• [What you should do]: Each line below is to be written out in full, exactly as shown.

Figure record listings
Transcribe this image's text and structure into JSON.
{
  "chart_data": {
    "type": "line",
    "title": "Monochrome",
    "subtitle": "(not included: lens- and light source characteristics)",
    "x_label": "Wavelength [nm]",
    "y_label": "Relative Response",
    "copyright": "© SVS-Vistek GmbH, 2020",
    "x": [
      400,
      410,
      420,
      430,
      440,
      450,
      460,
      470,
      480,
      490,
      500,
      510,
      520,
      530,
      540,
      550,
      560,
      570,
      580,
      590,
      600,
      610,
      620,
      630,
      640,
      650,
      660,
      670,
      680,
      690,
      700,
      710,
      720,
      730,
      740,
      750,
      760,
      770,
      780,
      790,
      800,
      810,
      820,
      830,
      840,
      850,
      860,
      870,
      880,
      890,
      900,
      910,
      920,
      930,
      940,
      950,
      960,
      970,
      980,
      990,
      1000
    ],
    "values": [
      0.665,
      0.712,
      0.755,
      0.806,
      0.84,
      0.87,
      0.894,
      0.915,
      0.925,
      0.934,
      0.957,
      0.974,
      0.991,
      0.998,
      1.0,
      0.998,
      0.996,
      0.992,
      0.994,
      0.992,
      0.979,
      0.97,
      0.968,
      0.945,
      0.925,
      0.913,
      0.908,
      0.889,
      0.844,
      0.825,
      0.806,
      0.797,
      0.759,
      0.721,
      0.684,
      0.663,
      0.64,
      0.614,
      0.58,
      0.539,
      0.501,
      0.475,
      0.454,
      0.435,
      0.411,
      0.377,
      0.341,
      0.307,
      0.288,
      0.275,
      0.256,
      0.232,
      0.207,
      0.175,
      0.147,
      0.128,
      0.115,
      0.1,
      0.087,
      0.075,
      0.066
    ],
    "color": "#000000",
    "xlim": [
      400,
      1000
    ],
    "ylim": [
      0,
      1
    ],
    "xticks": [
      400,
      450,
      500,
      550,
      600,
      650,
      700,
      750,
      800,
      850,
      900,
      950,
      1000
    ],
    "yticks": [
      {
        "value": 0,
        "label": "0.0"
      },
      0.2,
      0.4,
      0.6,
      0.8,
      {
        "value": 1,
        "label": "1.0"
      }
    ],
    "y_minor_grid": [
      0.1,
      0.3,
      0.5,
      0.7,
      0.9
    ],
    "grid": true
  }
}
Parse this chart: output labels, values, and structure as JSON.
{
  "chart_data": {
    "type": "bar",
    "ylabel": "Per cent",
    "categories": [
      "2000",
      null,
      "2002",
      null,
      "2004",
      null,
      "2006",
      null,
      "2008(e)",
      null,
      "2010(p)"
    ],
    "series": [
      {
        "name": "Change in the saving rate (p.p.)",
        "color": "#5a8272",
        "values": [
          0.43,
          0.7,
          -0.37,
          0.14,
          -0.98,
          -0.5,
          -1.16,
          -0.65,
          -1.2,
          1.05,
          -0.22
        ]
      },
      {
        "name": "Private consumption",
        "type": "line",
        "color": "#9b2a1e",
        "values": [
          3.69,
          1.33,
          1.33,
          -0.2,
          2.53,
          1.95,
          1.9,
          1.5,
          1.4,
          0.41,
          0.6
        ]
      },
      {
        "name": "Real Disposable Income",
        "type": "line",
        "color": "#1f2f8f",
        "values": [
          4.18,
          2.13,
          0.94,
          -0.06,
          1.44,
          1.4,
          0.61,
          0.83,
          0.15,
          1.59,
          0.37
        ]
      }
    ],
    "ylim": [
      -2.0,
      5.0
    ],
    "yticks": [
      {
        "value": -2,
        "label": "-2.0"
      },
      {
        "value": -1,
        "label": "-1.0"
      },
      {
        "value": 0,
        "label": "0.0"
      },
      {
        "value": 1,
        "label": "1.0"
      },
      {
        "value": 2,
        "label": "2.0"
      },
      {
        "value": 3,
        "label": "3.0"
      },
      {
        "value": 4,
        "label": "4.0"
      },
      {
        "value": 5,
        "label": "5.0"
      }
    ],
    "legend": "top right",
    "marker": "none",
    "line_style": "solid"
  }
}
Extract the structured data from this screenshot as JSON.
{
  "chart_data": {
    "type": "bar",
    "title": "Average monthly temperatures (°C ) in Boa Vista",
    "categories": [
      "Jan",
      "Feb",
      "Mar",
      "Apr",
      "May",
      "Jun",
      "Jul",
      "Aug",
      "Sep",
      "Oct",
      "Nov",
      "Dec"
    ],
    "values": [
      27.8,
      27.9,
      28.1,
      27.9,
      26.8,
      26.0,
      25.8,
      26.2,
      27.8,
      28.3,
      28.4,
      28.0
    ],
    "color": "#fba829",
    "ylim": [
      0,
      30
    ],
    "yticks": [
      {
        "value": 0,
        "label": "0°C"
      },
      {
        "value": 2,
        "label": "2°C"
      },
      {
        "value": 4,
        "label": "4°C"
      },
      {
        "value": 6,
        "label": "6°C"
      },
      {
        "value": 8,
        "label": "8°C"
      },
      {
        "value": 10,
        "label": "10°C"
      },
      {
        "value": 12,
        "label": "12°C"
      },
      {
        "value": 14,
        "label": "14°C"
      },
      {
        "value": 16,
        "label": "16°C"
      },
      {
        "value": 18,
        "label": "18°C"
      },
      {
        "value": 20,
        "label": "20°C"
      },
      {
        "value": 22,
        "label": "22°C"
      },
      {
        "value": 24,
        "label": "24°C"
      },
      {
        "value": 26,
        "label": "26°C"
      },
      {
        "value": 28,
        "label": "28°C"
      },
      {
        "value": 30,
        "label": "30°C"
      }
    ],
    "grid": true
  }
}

• [Exercise response]:
Transcribe this image's text and structure into JSON.
{
  "chart_data": {
    "type": "line",
    "title": "Monochrome",
    "subtitle": "(not included: lens- and light source characteristics)",
    "x_label": "Wavelength [nm]",
    "y_label": "Relative Response",
    "copyright": "© SVS-Vistek GmbH, 2020",
    "x": [
      400,
      410,
      420,
      430,
      440,
      450,
      460,
      470,
      480,
      490,
      500,
      510,
      520,
      530,
      540,
      550,
      560,
      570,
      580,
      590,
      600,
      610,
      620,
      630,
      640,
      650,
      660,
      670,
      680,
      690,
      700,
      710,
      720,
      730,
      740,
      750,
      760,
      770,
      780,
      790,
      800,
      810,
      820,
      830,
      840,
      850,
      860,
      870,
      880,
      890,
      900,
      910,
      920,
      930,
      940,
      950,
      960,
      970,
      980,
      990,
      1000
    ],
    "values": [
      0.665,
      0.712,
      0.755,
      0.806,
      0.84,
      0.87,
      0.894,
      0.915,
      0.925,
      0.934,
      0.957,
      0.974,
      0.991,
      0.998,
      1.0,
      0.998,
      0.996,
      0.992,
      0.994,
      0.992,
      0.979,
      0.97,
      0.968,
      0.945,
      0.925,
      0.913,
      0.908,
      0.889,
      0.844,
      0.825,
      0.806,
      0.797,
      0.759,
      0.721,
      0.684,
      0.663,
      0.64,
      0.614,
      0.58,
      0.539,
      0.501,
      0.475,
      0.454,
      0.435,
      0.411,
      0.377,
      0.341,
      0.307,
      0.288,
      0.275,
      0.256,
      0.232,
      0.207,
      0.175,
      0.147,
      0.128,
      0.115,
      0.1,
      0.087,
      0.075,
      0.066
    ],
    "color": "#000000",
    "xlim": [
      400,
      1000
    ],
    "ylim": [
      0,
      1
    ],
    "xticks": [
      400,
      450,
      500,
      550,
      600,
      650,
      700,
      750,
      800,
      850,
      900,
      950,
      1000
    ],
    "yticks": [
      {
        "value": 0,
        "label": "0.0"
      },
      0.2,
      0.4,
      0.6,
      0.8,
      {
        "value": 1,
        "label": "1.0"
      }
    ],
    "y_minor_grid": [
      0.1,
      0.3,
      0.5,
      0.7,
      0.9
    ],
    "grid": true
  }
}
Parse this chart: output labels, values, and structure as JSON.
{
  "chart_data": {
    "type": "bar",
    "ylabel": "Per cent",
    "categories": [
      "2000",
      null,
      "2002",
      null,
      "2004",
      null,
      "2006",
      null,
      "2008(e)",
      null,
      "2010(p)"
    ],
    "series": [
      {
        "name": "Change in the saving rate (p.p.)",
        "color": "#5a8272",
        "values": [
          0.43,
          0.7,
          -0.37,
          0.14,
          -0.98,
          -0.5,
          -1.16,
          -0.65,
          -1.2,
          1.05,
          -0.22
        ]
      },
      {
        "name": "Private consumption",
        "type": "line",
        "color": "#9b2a1e",
        "values": [
          3.69,
          1.33,
          1.33,
          -0.2,
          2.53,
          1.95,
          1.9,
          1.5,
          1.4,
          0.41,
          0.6
        ]
      },
      {
        "name": "Real Disposable Income",
        "type": "line",
        "color": "#1f2f8f",
        "values": [
          4.18,
          2.13,
          0.94,
          -0.06,
          1.44,
          1.4,
          0.61,
          0.83,
          0.15,
          1.59,
          0.37
        ]
      }
    ],
    "ylim": [
      -2.0,
      5.0
    ],
    "yticks": [
      {
        "value": -2,
        "label": "-2.0"
      },
      {
        "value": -1,
        "label": "-1.0"
      },
      {
        "value": 0,
        "label": "0.0"
      },
      {
        "value": 1,
        "label": "1.0"
      },
      {
        "value": 2,
        "label": "2.0"
      },
      {
        "value": 3,
        "label": "3.0"
      },
      {
        "value": 4,
        "label": "4.0"
      },
      {
        "value": 5,
        "label": "5.0"
      }
    ],
    "legend": "top right",
    "marker": "none",
    "line_style": "solid"
  }
}
Extract the structured data from this screenshot as JSON.
{
  "chart_data": {
    "type": "bar",
    "title": "Average monthly temperatures (°C ) in Boa Vista",
    "categories": [
      "Jan",
      "Feb",
      "Mar",
      "Apr",
      "May",
      "Jun",
      "Jul",
      "Aug",
      "Sep",
      "Oct",
      "Nov",
      "Dec"
    ],
    "values": [
      27.8,
      27.9,
      28.1,
      27.9,
      26.8,
      26.0,
      25.8,
      26.2,
      27.8,
      28.3,
      28.4,
      28.0
    ],
    "color": "#fba829",
    "ylim": [
      0,
      30
    ],
    "yticks": [
      {
        "value": 0,
        "label": "0°C"
      },
      {
        "value": 2,
        "label": "2°C"
      },
      {
        "value": 4,
        "label": "4°C"
      },
      {
        "value": 6,
        "label": "6°C"
      },
      {
        "value": 8,
        "label": "8°C"
      },
      {
        "value": 10,
        "label": "10°C"
      },
      {
        "value": 12,
        "label": "12°C"
      },
      {
        "value": 14,
        "label": "14°C"
      },
      {
        "value": 16,
        "label": "16°C"
      },
      {
        "value": 18,
        "label": "18°C"
      },
      {
        "value": 20,
        "label": "20°C"
      },
      {
        "value": 22,
        "label": "22°C"
      },
      {
        "value": 24,
        "label": "24°C"
      },
      {
        "value": 26,
        "label": "26°C"
      },
      {
        "value": 28,
        "label": "28°C"
      },
      {
        "value": 30,
        "label": "30°C"
      }
    ],
    "grid": true
  }
}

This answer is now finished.